WHAT THE EXERCISE ASKS: Repeat the listing in full, word for word.

RECORDS FOR THIS EXERCISE:
----

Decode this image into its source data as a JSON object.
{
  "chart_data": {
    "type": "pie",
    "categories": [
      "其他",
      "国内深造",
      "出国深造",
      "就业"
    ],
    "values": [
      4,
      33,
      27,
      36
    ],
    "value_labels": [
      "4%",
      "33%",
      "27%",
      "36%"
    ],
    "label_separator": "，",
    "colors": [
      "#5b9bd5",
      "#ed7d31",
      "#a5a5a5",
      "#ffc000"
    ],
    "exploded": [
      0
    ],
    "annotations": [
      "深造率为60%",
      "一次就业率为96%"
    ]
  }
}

----

SOLUTION TO THE EXERCISE:
Decode this image into its source data as a JSON object.
{
  "chart_data": {
    "type": "pie",
    "categories": [
      "其他",
      "国内深造",
      "出国深造",
      "就业"
    ],
    "values": [
      4,
      33,
      27,
      36
    ],
    "value_labels": [
      "4%",
      "33%",
      "27%",
      "36%"
    ],
    "label_separator": "，",
    "colors": [
      "#5b9bd5",
      "#ed7d31",
      "#a5a5a5",
      "#ffc000"
    ],
    "exploded": [
      0
    ],
    "annotations": [
      "深造率为60%",
      "一次就业率为96%"
    ]
  }
}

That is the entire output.